◆ **Aim of the exercise**
Note each line where "ylabel" appears, and copy it.

◆ **Records supplied**
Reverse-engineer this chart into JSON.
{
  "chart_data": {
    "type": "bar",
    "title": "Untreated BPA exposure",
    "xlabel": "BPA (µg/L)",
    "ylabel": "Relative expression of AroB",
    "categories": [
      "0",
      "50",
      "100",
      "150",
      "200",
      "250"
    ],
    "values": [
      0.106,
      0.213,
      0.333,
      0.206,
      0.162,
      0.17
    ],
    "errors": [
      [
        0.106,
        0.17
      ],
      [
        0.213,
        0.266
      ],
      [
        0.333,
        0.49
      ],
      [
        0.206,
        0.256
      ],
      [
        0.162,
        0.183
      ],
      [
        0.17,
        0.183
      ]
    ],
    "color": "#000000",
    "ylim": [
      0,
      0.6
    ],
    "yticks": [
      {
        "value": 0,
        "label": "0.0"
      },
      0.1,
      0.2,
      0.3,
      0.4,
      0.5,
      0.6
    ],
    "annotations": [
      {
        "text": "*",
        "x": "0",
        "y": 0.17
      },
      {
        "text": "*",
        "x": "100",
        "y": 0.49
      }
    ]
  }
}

---

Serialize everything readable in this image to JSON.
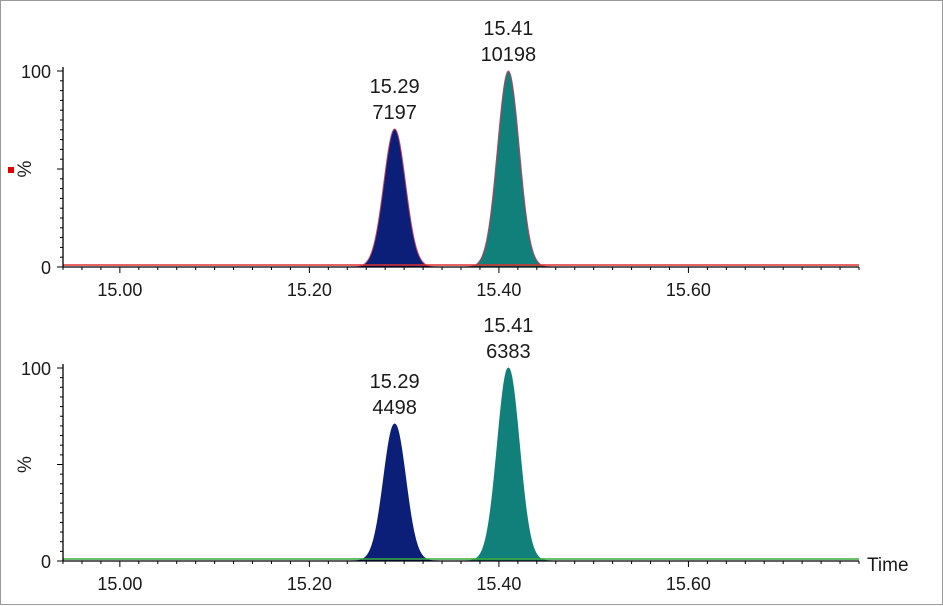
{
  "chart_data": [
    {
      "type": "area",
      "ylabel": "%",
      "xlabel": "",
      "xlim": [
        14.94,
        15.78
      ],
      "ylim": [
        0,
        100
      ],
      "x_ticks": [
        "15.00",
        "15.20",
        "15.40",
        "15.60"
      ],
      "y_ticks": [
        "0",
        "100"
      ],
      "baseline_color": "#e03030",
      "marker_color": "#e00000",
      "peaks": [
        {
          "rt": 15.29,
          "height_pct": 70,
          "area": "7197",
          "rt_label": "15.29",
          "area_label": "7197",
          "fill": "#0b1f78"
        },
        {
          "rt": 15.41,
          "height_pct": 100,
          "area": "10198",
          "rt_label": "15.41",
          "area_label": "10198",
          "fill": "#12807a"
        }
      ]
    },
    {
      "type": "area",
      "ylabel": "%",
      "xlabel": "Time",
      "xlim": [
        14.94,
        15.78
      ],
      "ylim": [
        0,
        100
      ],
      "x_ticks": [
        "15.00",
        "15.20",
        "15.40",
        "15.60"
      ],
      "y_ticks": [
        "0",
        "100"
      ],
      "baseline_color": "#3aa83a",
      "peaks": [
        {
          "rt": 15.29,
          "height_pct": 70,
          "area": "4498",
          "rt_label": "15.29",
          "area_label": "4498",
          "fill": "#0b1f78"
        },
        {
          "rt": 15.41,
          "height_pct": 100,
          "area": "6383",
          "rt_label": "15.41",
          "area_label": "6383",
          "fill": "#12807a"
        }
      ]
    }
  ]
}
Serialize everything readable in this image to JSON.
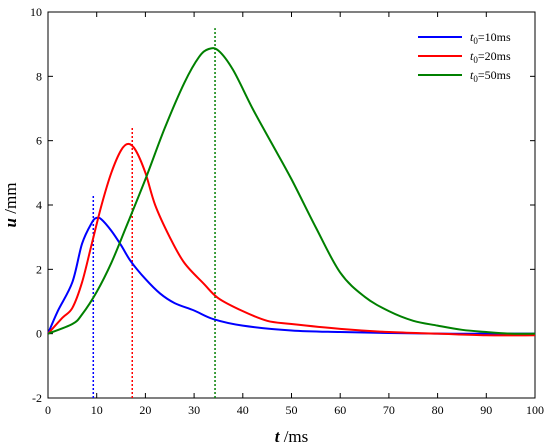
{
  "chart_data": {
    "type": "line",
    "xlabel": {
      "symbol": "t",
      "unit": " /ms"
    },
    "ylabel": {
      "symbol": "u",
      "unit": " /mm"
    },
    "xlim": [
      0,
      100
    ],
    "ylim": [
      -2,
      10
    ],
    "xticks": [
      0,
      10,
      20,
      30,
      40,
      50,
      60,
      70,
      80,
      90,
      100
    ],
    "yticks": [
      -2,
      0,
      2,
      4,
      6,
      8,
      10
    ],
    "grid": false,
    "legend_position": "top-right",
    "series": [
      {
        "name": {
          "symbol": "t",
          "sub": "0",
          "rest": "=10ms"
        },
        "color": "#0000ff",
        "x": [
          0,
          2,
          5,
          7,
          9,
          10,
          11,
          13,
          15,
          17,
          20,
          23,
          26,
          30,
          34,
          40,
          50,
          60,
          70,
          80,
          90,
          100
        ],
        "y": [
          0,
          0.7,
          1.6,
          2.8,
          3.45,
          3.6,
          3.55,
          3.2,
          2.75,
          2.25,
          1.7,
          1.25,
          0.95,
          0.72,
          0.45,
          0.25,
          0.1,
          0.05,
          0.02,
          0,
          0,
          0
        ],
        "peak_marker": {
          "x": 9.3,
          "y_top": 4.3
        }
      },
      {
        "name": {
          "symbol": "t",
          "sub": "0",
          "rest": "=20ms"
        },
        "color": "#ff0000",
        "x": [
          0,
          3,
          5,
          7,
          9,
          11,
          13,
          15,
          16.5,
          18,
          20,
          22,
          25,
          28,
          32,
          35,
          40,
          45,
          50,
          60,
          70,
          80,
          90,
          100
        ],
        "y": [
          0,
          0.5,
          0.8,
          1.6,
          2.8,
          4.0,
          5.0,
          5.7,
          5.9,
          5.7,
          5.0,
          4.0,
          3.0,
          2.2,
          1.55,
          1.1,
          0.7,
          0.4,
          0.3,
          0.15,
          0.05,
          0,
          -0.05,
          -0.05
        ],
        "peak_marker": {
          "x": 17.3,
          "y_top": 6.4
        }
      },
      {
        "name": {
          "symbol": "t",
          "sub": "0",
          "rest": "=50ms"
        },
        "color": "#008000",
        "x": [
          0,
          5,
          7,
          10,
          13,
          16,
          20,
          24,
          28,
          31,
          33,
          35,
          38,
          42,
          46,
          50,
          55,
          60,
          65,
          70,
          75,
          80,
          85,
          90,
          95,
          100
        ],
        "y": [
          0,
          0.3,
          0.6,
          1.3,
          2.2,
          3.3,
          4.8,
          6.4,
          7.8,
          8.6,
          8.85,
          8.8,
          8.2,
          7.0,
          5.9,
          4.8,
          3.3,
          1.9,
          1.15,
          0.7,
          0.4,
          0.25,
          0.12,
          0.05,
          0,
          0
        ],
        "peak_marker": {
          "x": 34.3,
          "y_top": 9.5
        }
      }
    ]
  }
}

◆ **Answer below**
    "ylabel": "Relative expression of AroB",
      "ylabel": "%",
      "ylabel": "%",
    "ylabel": {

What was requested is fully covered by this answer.